• **What you are asked to do**:
Your task is to give the data again, exactly, with every line intact.
* Start Entries *
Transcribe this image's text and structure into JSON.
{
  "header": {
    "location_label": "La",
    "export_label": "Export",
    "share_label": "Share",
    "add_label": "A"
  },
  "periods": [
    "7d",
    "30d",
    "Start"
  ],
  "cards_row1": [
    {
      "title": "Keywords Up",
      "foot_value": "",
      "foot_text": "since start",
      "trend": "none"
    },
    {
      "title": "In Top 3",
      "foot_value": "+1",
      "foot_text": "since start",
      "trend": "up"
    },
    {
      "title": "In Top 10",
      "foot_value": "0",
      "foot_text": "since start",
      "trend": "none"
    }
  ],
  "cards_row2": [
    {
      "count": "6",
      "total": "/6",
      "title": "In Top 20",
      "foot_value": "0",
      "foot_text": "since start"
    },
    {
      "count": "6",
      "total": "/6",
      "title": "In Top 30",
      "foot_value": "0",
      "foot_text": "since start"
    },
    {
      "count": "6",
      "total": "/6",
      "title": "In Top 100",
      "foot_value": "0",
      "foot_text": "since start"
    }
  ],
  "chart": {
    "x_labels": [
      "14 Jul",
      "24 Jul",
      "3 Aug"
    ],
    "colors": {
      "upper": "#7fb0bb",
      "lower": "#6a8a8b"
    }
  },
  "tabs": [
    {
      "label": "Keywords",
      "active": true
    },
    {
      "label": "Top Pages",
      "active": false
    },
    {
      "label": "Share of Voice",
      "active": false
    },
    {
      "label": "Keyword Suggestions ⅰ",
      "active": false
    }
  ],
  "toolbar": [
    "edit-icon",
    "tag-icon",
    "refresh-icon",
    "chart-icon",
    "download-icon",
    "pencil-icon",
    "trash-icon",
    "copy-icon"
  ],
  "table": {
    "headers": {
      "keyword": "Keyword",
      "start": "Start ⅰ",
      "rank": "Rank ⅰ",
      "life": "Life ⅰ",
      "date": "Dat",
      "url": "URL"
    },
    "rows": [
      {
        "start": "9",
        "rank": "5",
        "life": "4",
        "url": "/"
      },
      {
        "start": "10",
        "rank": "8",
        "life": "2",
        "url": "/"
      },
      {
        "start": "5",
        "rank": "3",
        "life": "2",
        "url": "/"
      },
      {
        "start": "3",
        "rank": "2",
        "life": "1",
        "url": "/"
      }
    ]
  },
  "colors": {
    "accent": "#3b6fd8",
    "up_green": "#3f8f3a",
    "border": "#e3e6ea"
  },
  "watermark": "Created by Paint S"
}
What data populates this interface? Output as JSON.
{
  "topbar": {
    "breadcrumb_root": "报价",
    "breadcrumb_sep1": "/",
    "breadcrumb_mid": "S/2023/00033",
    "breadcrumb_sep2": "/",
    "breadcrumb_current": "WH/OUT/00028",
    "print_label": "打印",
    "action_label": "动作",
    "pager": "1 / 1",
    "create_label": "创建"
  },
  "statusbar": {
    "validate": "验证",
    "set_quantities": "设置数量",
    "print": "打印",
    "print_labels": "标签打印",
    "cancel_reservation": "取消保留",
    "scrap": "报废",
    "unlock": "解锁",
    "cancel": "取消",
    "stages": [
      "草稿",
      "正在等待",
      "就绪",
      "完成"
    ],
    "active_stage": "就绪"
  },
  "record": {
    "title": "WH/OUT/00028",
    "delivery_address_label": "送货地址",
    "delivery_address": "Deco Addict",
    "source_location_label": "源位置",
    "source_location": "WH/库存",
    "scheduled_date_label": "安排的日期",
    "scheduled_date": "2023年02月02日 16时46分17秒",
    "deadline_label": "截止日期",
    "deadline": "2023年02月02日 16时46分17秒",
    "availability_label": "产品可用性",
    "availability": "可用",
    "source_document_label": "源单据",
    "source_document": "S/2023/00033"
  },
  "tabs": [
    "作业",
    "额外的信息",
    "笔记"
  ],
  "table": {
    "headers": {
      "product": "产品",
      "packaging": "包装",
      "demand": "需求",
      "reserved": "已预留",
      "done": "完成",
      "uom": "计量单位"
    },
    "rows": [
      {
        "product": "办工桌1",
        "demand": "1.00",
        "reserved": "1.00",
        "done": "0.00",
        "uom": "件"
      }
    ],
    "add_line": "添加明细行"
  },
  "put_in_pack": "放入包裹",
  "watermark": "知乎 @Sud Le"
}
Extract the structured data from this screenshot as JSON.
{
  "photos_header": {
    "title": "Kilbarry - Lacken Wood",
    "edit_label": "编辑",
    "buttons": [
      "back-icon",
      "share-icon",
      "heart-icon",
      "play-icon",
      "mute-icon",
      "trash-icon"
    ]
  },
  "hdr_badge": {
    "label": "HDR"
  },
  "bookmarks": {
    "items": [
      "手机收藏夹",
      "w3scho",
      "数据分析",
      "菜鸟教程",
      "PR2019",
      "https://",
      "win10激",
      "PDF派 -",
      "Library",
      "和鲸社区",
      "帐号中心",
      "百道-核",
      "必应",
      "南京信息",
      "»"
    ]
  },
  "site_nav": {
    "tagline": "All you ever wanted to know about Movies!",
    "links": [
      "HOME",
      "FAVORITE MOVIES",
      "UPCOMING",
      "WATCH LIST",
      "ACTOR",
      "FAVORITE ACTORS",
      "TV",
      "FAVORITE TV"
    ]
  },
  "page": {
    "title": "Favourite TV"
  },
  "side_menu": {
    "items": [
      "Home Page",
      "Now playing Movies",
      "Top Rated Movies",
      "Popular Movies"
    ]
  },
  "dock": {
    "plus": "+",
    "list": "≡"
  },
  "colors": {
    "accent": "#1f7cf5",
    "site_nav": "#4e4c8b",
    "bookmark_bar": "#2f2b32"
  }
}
* End Entries *
• **In response**:
Transcribe this image's text and structure into JSON.
{
  "header": {
    "location_label": "La",
    "export_label": "Export",
    "share_label": "Share",
    "add_label": "A"
  },
  "periods": [
    "7d",
    "30d",
    "Start"
  ],
  "cards_row1": [
    {
      "title": "Keywords Up",
      "foot_value": "",
      "foot_text": "since start",
      "trend": "none"
    },
    {
      "title": "In Top 3",
      "foot_value": "+1",
      "foot_text": "since start",
      "trend": "up"
    },
    {
      "title": "In Top 10",
      "foot_value": "0",
      "foot_text": "since start",
      "trend": "none"
    }
  ],
  "cards_row2": [
    {
      "count": "6",
      "total": "/6",
      "title": "In Top 20",
      "foot_value": "0",
      "foot_text": "since start"
    },
    {
      "count": "6",
      "total": "/6",
      "title": "In Top 30",
      "foot_value": "0",
      "foot_text": "since start"
    },
    {
      "count": "6",
      "total": "/6",
      "title": "In Top 100",
      "foot_value": "0",
      "foot_text": "since start"
    }
  ],
  "chart": {
    "x_labels": [
      "14 Jul",
      "24 Jul",
      "3 Aug"
    ],
    "colors": {
      "upper": "#7fb0bb",
      "lower": "#6a8a8b"
    }
  },
  "tabs": [
    {
      "label": "Keywords",
      "active": true
    },
    {
      "label": "Top Pages",
      "active": false
    },
    {
      "label": "Share of Voice",
      "active": false
    },
    {
      "label": "Keyword Suggestions ⅰ",
      "active": false
    }
  ],
  "toolbar": [
    "edit-icon",
    "tag-icon",
    "refresh-icon",
    "chart-icon",
    "download-icon",
    "pencil-icon",
    "trash-icon",
    "copy-icon"
  ],
  "table": {
    "headers": {
      "keyword": "Keyword",
      "start": "Start ⅰ",
      "rank": "Rank ⅰ",
      "life": "Life ⅰ",
      "date": "Dat",
      "url": "URL"
    },
    "rows": [
      {
        "start": "9",
        "rank": "5",
        "life": "4",
        "url": "/"
      },
      {
        "start": "10",
        "rank": "8",
        "life": "2",
        "url": "/"
      },
      {
        "start": "5",
        "rank": "3",
        "life": "2",
        "url": "/"
      },
      {
        "start": "3",
        "rank": "2",
        "life": "1",
        "url": "/"
      }
    ]
  },
  "colors": {
    "accent": "#3b6fd8",
    "up_green": "#3f8f3a",
    "border": "#e3e6ea"
  },
  "watermark": "Created by Paint S"
}
What data populates this interface? Output as JSON.
{
  "topbar": {
    "breadcrumb_root": "报价",
    "breadcrumb_sep1": "/",
    "breadcrumb_mid": "S/2023/00033",
    "breadcrumb_sep2": "/",
    "breadcrumb_current": "WH/OUT/00028",
    "print_label": "打印",
    "action_label": "动作",
    "pager": "1 / 1",
    "create_label": "创建"
  },
  "statusbar": {
    "validate": "验证",
    "set_quantities": "设置数量",
    "print": "打印",
    "print_labels": "标签打印",
    "cancel_reservation": "取消保留",
    "scrap": "报废",
    "unlock": "解锁",
    "cancel": "取消",
    "stages": [
      "草稿",
      "正在等待",
      "就绪",
      "完成"
    ],
    "active_stage": "就绪"
  },
  "record": {
    "title": "WH/OUT/00028",
    "delivery_address_label": "送货地址",
    "delivery_address": "Deco Addict",
    "source_location_label": "源位置",
    "source_location": "WH/库存",
    "scheduled_date_label": "安排的日期",
    "scheduled_date": "2023年02月02日 16时46分17秒",
    "deadline_label": "截止日期",
    "deadline": "2023年02月02日 16时46分17秒",
    "availability_label": "产品可用性",
    "availability": "可用",
    "source_document_label": "源单据",
    "source_document": "S/2023/00033"
  },
  "tabs": [
    "作业",
    "额外的信息",
    "笔记"
  ],
  "table": {
    "headers": {
      "product": "产品",
      "packaging": "包装",
      "demand": "需求",
      "reserved": "已预留",
      "done": "完成",
      "uom": "计量单位"
    },
    "rows": [
      {
        "product": "办工桌1",
        "demand": "1.00",
        "reserved": "1.00",
        "done": "0.00",
        "uom": "件"
      }
    ],
    "add_line": "添加明细行"
  },
  "put_in_pack": "放入包裹",
  "watermark": "知乎 @Sud Le"
}
Extract the structured data from this screenshot as JSON.
{
  "photos_header": {
    "title": "Kilbarry - Lacken Wood",
    "edit_label": "编辑",
    "buttons": [
      "back-icon",
      "share-icon",
      "heart-icon",
      "play-icon",
      "mute-icon",
      "trash-icon"
    ]
  },
  "hdr_badge": {
    "label": "HDR"
  },
  "bookmarks": {
    "items": [
      "手机收藏夹",
      "w3scho",
      "数据分析",
      "菜鸟教程",
      "PR2019",
      "https://",
      "win10激",
      "PDF派 -",
      "Library",
      "和鲸社区",
      "帐号中心",
      "百道-核",
      "必应",
      "南京信息",
      "»"
    ]
  },
  "site_nav": {
    "tagline": "All you ever wanted to know about Movies!",
    "links": [
      "HOME",
      "FAVORITE MOVIES",
      "UPCOMING",
      "WATCH LIST",
      "ACTOR",
      "FAVORITE ACTORS",
      "TV",
      "FAVORITE TV"
    ]
  },
  "page": {
    "title": "Favourite TV"
  },
  "side_menu": {
    "items": [
      "Home Page",
      "Now playing Movies",
      "Top Rated Movies",
      "Popular Movies"
    ]
  },
  "dock": {
    "plus": "+",
    "list": "≡"
  },
  "colors": {
    "accent": "#1f7cf5",
    "site_nav": "#4e4c8b",
    "bookmark_bar": "#2f2b32"
  }
}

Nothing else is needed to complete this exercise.